— Start —
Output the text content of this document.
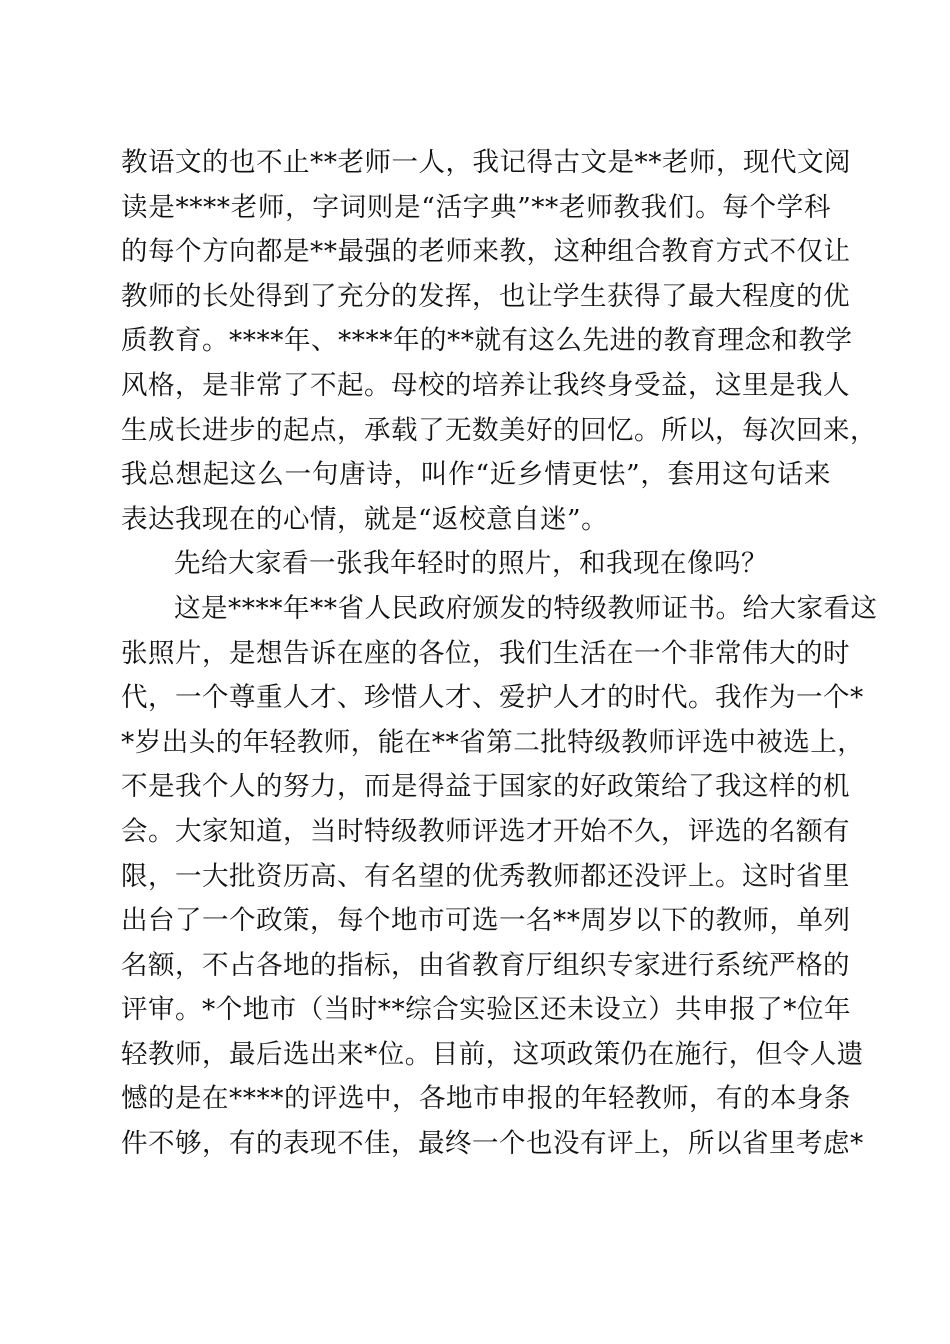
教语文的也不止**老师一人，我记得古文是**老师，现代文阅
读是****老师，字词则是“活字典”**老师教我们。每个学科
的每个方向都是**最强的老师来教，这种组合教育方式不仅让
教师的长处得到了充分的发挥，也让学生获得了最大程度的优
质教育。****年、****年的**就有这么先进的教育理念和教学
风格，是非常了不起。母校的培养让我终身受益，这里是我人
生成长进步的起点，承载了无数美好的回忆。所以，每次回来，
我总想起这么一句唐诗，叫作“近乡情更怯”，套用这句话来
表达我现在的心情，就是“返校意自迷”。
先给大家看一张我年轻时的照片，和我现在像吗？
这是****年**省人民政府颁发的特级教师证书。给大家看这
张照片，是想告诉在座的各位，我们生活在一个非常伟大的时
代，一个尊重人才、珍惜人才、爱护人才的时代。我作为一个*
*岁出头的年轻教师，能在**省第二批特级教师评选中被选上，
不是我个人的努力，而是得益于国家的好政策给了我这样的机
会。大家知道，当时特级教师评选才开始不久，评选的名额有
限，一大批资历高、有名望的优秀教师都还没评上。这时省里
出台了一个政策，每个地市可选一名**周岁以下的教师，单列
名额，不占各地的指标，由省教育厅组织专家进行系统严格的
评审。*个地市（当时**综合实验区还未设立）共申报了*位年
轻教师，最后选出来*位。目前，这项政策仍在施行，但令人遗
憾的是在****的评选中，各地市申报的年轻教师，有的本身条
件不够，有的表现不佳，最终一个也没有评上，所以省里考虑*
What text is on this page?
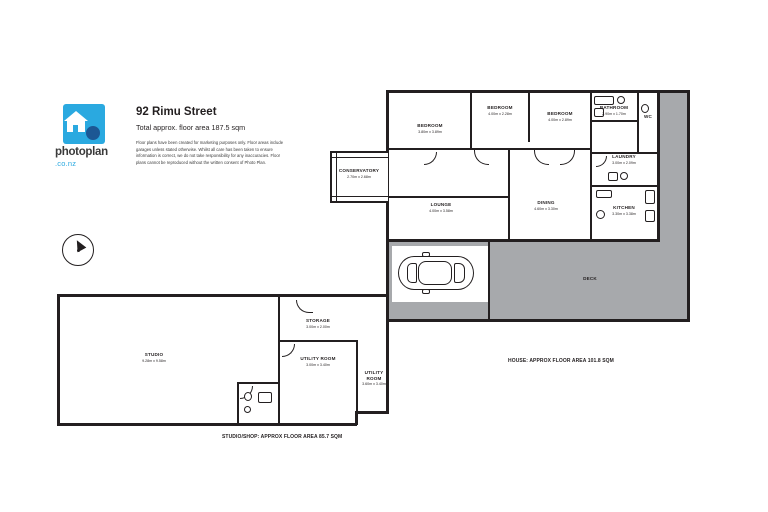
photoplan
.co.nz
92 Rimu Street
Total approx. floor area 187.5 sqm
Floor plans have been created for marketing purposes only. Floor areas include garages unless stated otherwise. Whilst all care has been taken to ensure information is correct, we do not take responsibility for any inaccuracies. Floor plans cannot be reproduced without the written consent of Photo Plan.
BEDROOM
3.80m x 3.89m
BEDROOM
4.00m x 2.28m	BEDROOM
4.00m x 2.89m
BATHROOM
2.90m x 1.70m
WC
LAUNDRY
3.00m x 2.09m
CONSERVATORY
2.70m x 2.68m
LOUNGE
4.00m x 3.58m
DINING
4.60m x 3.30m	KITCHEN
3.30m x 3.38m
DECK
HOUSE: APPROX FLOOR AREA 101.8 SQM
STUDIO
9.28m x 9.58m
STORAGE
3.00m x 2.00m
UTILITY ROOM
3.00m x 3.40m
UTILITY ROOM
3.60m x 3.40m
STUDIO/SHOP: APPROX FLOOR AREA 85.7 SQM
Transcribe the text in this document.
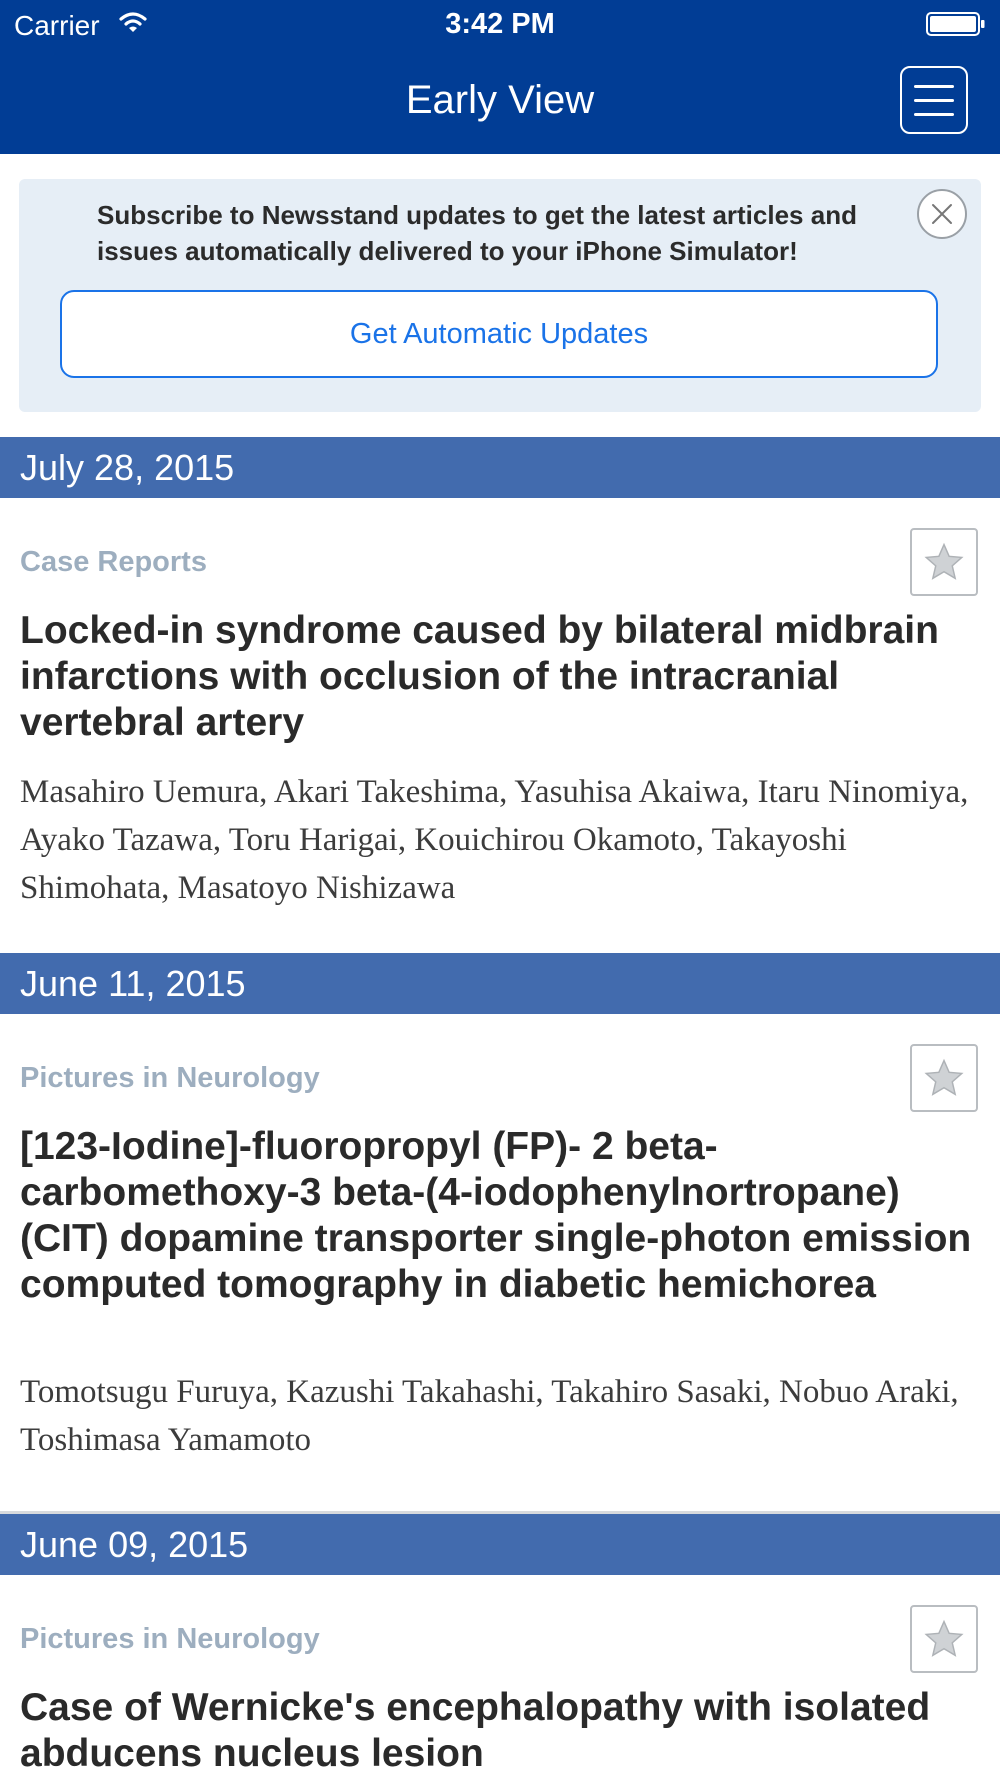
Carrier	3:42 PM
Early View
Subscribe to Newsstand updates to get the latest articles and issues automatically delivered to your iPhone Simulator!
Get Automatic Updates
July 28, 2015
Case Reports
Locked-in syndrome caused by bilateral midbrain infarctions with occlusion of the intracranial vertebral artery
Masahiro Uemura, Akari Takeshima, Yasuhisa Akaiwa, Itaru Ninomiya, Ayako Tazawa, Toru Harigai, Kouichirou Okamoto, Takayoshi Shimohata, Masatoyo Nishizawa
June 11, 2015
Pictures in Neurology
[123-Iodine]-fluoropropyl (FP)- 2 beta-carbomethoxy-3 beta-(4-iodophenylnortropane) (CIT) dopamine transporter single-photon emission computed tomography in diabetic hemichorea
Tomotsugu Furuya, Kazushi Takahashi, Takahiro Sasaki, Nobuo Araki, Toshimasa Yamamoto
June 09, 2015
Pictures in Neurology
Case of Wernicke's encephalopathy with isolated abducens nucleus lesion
— End —
Each entry shown above must be quoted exactly, with its pictures left out.

Output the text content of this document.
教语文的也不止**老师一人，我记得古文是**老师，现代文阅
读是****老师，字词则是“活字典”**老师教我们。每个学科
的每个方向都是**最强的老师来教，这种组合教育方式不仅让
教师的长处得到了充分的发挥，也让学生获得了最大程度的优
质教育。****年、****年的**就有这么先进的教育理念和教学
风格，是非常了不起。母校的培养让我终身受益，这里是我人
生成长进步的起点，承载了无数美好的回忆。所以，每次回来，
我总想起这么一句唐诗，叫作“近乡情更怯”，套用这句话来
表达我现在的心情，就是“返校意自迷”。
先给大家看一张我年轻时的照片，和我现在像吗？
这是****年**省人民政府颁发的特级教师证书。给大家看这
张照片，是想告诉在座的各位，我们生活在一个非常伟大的时
代，一个尊重人才、珍惜人才、爱护人才的时代。我作为一个*
*岁出头的年轻教师，能在**省第二批特级教师评选中被选上，
不是我个人的努力，而是得益于国家的好政策给了我这样的机
会。大家知道，当时特级教师评选才开始不久，评选的名额有
限，一大批资历高、有名望的优秀教师都还没评上。这时省里
出台了一个政策，每个地市可选一名**周岁以下的教师，单列
名额，不占各地的指标，由省教育厅组织专家进行系统严格的
评审。*个地市（当时**综合实验区还未设立）共申报了*位年
轻教师，最后选出来*位。目前，这项政策仍在施行，但令人遗
憾的是在****的评选中，各地市申报的年轻教师，有的本身条
件不够，有的表现不佳，最终一个也没有评上，所以省里考虑*
What text is on this page?
photoplan
.co.nz
92 Rimu Street
Total approx. floor area 187.5 sqm
Floor plans have been created for marketing purposes only. Floor areas include garages unless stated otherwise. Whilst all care has been taken to ensure information is correct, we do not take responsibility for any inaccuracies. Floor plans cannot be reproduced without the written consent of Photo Plan.
BEDROOM
3.80m x 3.89m
BEDROOM
4.00m x 2.28m	BEDROOM
4.00m x 2.89m
BATHROOM
2.90m x 1.70m
WC
LAUNDRY
3.00m x 2.09m
CONSERVATORY
2.70m x 2.68m
LOUNGE
4.00m x 3.58m
DINING
4.60m x 3.30m	KITCHEN
3.30m x 3.38m
DECK
HOUSE: APPROX FLOOR AREA 101.8 SQM
STUDIO
9.28m x 9.58m
STORAGE
3.00m x 2.00m
UTILITY ROOM
3.00m x 3.40m
UTILITY ROOM
3.60m x 3.40m
STUDIO/SHOP: APPROX FLOOR AREA 85.7 SQM
Transcribe the text in this document.
Carrier	3:42 PM
Early View
Subscribe to Newsstand updates to get the latest articles and issues automatically delivered to your iPhone Simulator!
Get Automatic Updates
July 28, 2015
Case Reports
Locked-in syndrome caused by bilateral midbrain infarctions with occlusion of the intracranial vertebral artery
Masahiro Uemura, Akari Takeshima, Yasuhisa Akaiwa, Itaru Ninomiya, Ayako Tazawa, Toru Harigai, Kouichirou Okamoto, Takayoshi Shimohata, Masatoyo Nishizawa
June 11, 2015
Pictures in Neurology
[123-Iodine]-fluoropropyl (FP)- 2 beta-carbomethoxy-3 beta-(4-iodophenylnortropane) (CIT) dopamine transporter single-photon emission computed tomography in diabetic hemichorea
Tomotsugu Furuya, Kazushi Takahashi, Takahiro Sasaki, Nobuo Araki, Toshimasa Yamamoto
June 09, 2015
Pictures in Neurology
Case of Wernicke's encephalopathy with isolated abducens nucleus lesion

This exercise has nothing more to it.